Collected data entries
◆ ◆ ◆ ◆ ◆

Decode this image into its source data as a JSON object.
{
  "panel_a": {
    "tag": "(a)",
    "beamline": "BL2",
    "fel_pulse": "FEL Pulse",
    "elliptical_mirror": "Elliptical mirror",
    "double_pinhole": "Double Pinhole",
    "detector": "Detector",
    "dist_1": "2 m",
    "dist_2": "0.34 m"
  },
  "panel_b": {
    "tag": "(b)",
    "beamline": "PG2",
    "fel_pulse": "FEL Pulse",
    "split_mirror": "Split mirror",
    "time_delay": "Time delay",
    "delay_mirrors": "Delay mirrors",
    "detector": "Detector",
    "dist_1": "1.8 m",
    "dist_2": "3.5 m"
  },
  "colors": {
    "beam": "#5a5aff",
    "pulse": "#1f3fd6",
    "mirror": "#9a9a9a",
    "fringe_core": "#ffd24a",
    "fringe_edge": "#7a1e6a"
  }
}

◆ ◆ ◆ ◆ ◆

#### [WRITTEN EXERCISE]
Retype the listing. Match it exactly.

#### [TASK ANSWER]
Decode this image into its source data as a JSON object.
{
  "panel_a": {
    "tag": "(a)",
    "beamline": "BL2",
    "fel_pulse": "FEL Pulse",
    "elliptical_mirror": "Elliptical mirror",
    "double_pinhole": "Double Pinhole",
    "detector": "Detector",
    "dist_1": "2 m",
    "dist_2": "0.34 m"
  },
  "panel_b": {
    "tag": "(b)",
    "beamline": "PG2",
    "fel_pulse": "FEL Pulse",
    "split_mirror": "Split mirror",
    "time_delay": "Time delay",
    "delay_mirrors": "Delay mirrors",
    "detector": "Detector",
    "dist_1": "1.8 m",
    "dist_2": "3.5 m"
  },
  "colors": {
    "beam": "#5a5aff",
    "pulse": "#1f3fd6",
    "mirror": "#9a9a9a",
    "fringe_core": "#ffd24a",
    "fringe_edge": "#7a1e6a"
  }
}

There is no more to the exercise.